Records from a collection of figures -
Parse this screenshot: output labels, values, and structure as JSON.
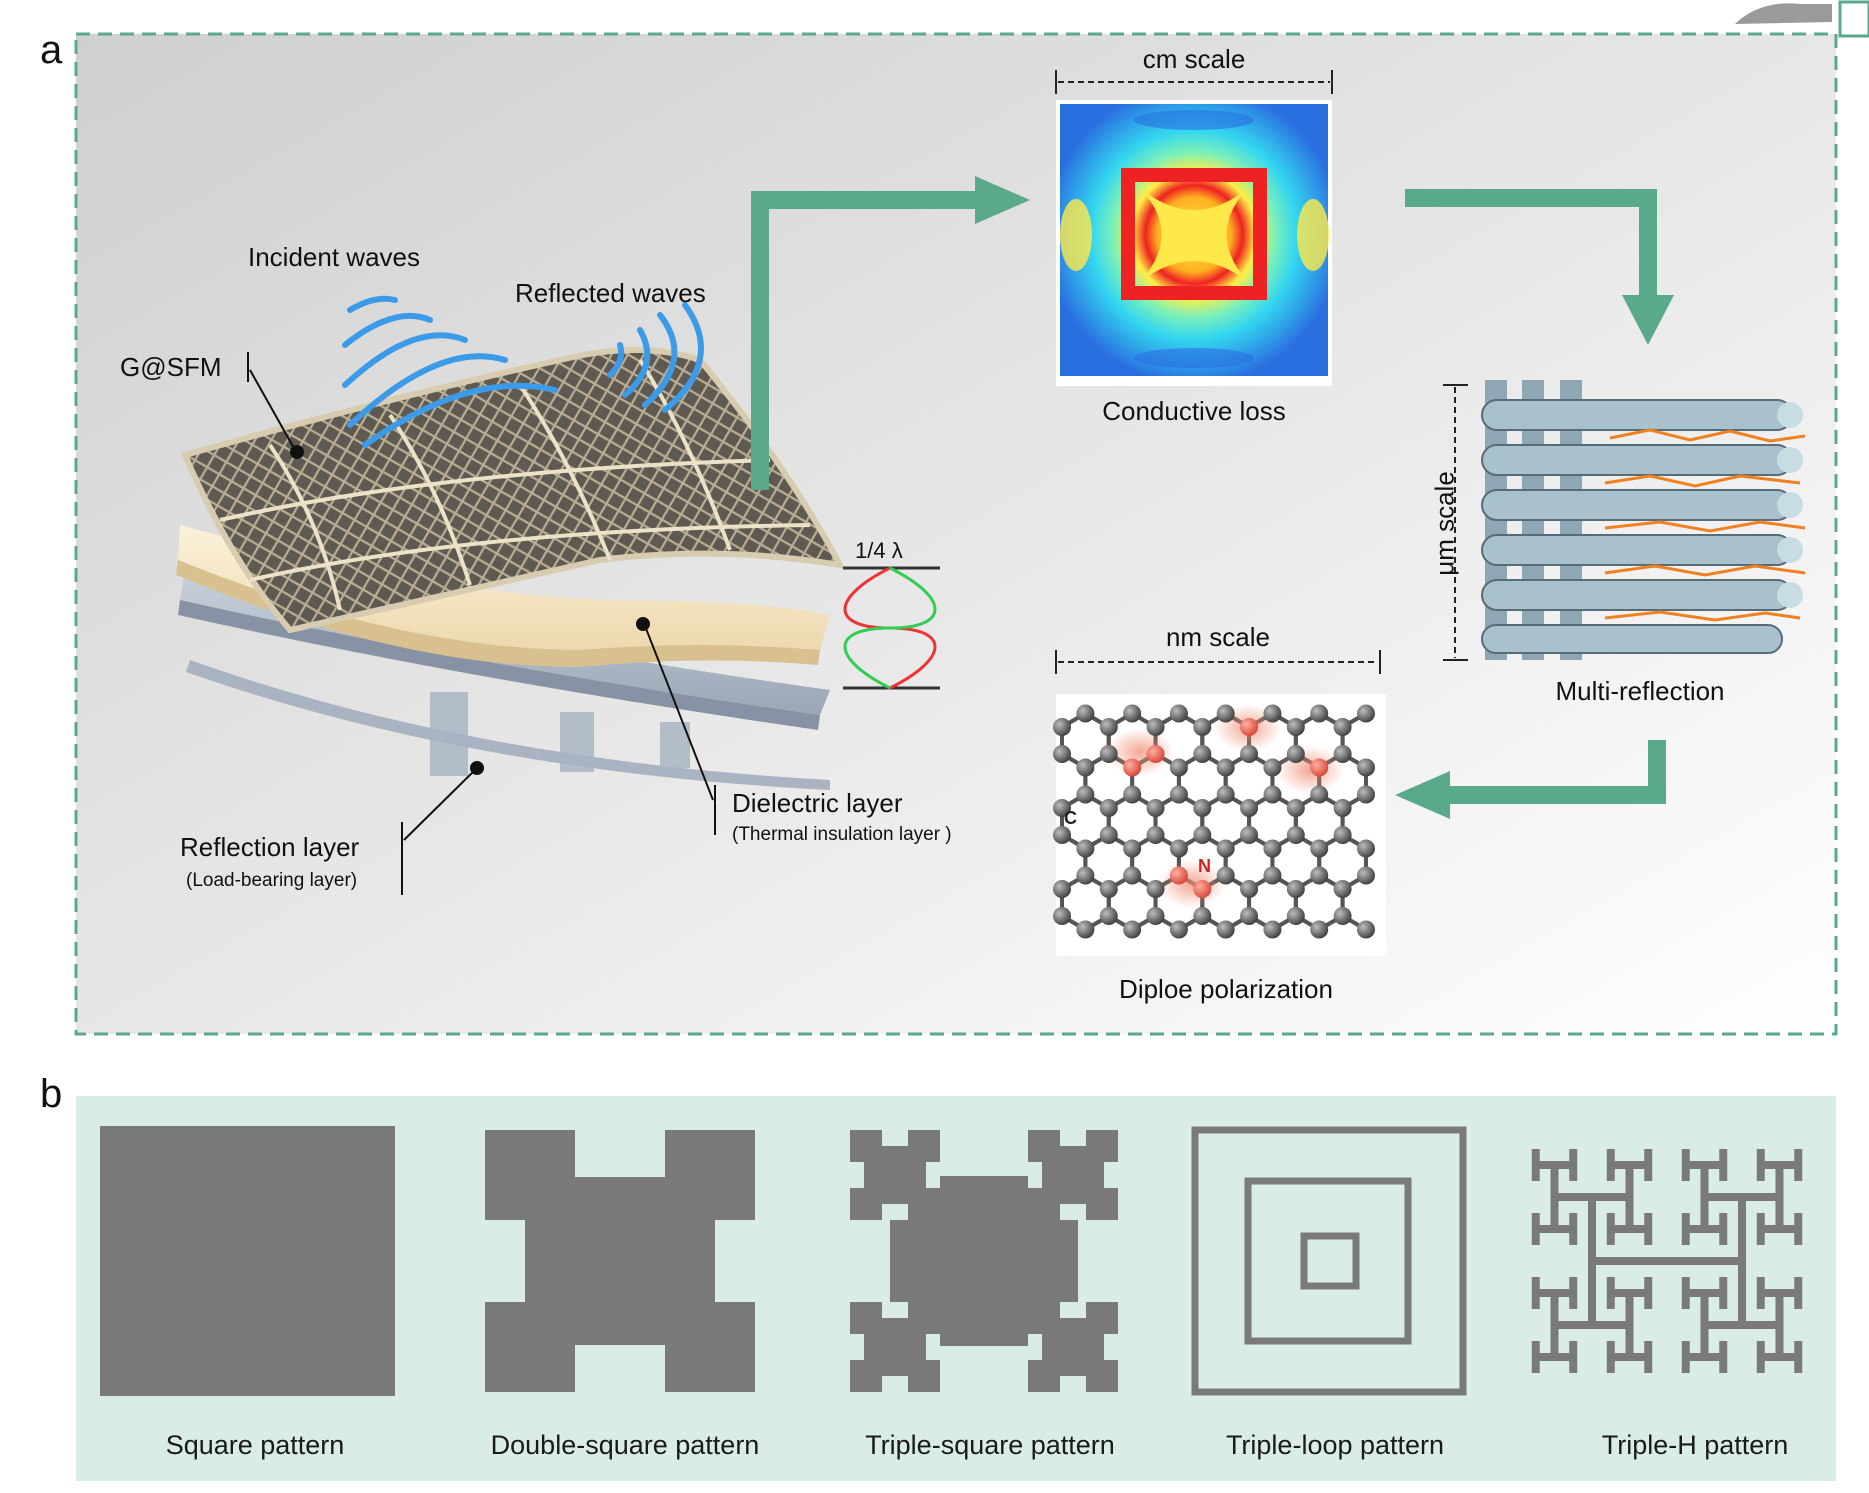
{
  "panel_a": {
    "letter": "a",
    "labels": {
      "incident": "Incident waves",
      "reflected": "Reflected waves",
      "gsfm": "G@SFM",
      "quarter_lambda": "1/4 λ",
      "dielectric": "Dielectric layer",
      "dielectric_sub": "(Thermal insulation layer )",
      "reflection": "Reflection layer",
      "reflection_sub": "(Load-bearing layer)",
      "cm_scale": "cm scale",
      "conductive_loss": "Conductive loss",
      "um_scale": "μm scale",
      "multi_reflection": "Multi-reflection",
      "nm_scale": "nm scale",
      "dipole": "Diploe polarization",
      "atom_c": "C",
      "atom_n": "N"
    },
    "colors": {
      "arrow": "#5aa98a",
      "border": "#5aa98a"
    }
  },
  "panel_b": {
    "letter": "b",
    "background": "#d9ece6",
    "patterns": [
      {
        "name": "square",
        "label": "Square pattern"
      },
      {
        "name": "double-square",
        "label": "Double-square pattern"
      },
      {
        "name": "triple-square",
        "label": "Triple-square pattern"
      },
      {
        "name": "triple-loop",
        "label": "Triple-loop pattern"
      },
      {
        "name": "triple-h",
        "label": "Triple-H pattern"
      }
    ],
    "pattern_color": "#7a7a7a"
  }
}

INSTRUCTION - Write out the records above exactly as they appear, leaving out any pictures.

OUTPUT OF THE EXERCISE -
Parse this screenshot: output labels, values, and structure as JSON.
{
  "panel_a": {
    "letter": "a",
    "labels": {
      "incident": "Incident waves",
      "reflected": "Reflected waves",
      "gsfm": "G@SFM",
      "quarter_lambda": "1/4 λ",
      "dielectric": "Dielectric layer",
      "dielectric_sub": "(Thermal insulation layer )",
      "reflection": "Reflection layer",
      "reflection_sub": "(Load-bearing layer)",
      "cm_scale": "cm scale",
      "conductive_loss": "Conductive loss",
      "um_scale": "μm scale",
      "multi_reflection": "Multi-reflection",
      "nm_scale": "nm scale",
      "dipole": "Diploe polarization",
      "atom_c": "C",
      "atom_n": "N"
    },
    "colors": {
      "arrow": "#5aa98a",
      "border": "#5aa98a"
    }
  },
  "panel_b": {
    "letter": "b",
    "background": "#d9ece6",
    "patterns": [
      {
        "name": "square",
        "label": "Square pattern"
      },
      {
        "name": "double-square",
        "label": "Double-square pattern"
      },
      {
        "name": "triple-square",
        "label": "Triple-square pattern"
      },
      {
        "name": "triple-loop",
        "label": "Triple-loop pattern"
      },
      {
        "name": "triple-h",
        "label": "Triple-H pattern"
      }
    ],
    "pattern_color": "#7a7a7a"
  }
}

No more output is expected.